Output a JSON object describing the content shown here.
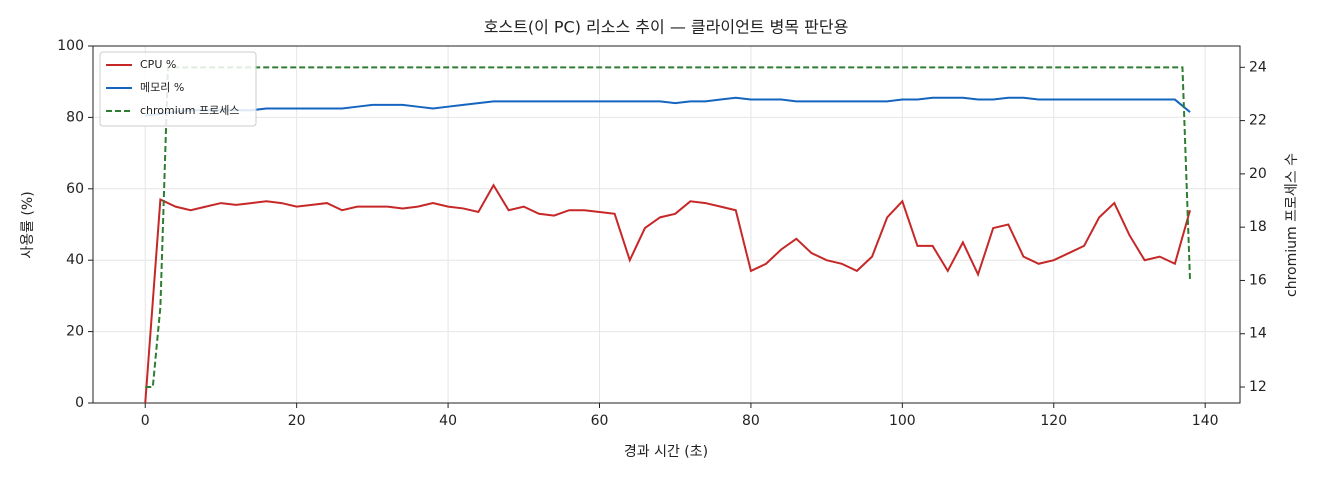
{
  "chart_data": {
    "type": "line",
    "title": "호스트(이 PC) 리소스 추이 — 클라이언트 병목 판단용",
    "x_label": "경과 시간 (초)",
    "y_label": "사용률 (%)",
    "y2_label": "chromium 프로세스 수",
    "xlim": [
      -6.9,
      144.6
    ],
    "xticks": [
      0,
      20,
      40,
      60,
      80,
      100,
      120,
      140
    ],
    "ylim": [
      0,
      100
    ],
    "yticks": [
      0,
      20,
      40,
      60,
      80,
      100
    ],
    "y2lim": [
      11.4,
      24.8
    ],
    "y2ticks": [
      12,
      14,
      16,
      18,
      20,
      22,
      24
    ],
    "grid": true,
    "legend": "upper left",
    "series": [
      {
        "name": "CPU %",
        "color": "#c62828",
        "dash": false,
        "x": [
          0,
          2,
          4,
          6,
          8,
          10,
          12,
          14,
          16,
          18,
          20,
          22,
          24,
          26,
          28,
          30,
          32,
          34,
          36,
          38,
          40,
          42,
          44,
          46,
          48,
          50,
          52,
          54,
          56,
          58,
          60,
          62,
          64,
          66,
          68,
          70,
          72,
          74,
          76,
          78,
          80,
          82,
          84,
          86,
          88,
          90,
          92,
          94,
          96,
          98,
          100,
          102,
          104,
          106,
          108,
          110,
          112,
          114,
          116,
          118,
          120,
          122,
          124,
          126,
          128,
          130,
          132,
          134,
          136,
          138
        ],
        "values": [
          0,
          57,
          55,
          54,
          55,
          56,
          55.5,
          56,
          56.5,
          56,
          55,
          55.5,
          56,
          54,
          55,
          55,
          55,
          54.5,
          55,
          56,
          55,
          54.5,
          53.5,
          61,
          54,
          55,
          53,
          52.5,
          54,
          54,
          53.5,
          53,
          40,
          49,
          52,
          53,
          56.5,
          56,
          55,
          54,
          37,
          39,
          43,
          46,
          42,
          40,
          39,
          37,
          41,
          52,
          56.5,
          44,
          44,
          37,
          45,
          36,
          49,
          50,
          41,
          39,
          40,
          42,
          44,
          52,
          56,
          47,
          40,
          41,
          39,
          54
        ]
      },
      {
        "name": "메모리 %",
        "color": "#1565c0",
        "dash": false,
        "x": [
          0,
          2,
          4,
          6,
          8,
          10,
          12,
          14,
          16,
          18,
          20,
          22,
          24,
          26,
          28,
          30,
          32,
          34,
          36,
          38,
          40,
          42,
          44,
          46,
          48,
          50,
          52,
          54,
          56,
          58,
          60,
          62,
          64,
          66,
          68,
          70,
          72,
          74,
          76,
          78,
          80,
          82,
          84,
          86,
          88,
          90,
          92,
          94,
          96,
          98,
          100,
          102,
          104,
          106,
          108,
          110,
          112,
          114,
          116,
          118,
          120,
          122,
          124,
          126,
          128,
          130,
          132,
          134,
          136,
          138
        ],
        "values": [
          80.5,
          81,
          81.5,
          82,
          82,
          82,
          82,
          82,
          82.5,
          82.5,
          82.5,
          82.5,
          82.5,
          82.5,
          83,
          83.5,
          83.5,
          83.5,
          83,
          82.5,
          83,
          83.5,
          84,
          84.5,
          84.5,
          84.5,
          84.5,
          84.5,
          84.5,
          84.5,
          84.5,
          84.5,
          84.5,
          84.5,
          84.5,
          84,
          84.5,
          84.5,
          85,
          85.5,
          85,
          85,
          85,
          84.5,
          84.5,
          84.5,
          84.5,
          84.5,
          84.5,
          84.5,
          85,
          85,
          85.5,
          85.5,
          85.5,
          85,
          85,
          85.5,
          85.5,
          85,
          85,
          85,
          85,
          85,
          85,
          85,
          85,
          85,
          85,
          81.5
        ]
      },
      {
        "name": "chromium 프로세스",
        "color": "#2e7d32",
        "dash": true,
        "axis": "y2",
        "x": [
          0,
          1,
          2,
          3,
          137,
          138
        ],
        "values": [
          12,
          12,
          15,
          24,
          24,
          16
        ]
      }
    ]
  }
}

--

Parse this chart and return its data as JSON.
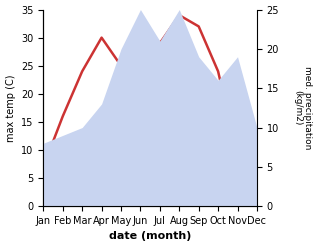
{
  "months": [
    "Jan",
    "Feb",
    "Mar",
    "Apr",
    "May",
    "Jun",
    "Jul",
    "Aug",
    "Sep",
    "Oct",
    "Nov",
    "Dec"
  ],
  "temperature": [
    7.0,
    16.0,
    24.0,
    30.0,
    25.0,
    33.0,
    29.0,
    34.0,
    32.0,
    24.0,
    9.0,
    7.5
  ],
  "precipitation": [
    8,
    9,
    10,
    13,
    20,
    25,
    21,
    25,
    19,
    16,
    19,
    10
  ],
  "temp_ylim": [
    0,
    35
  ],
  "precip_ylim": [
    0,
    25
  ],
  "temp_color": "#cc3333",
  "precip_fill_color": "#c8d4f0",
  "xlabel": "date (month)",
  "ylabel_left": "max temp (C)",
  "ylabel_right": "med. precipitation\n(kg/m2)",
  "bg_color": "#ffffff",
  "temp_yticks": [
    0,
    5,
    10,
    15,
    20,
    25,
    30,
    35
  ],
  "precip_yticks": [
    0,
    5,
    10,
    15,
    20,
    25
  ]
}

§ **DESCRIPTION OF THE TASK**
Whichever lines contain the string "precipitation", select and copy them.

§ **TASK OUTPUT**
  "precipitation": [
  "ylabel_right": "med. precipitation\n(kg/m2)",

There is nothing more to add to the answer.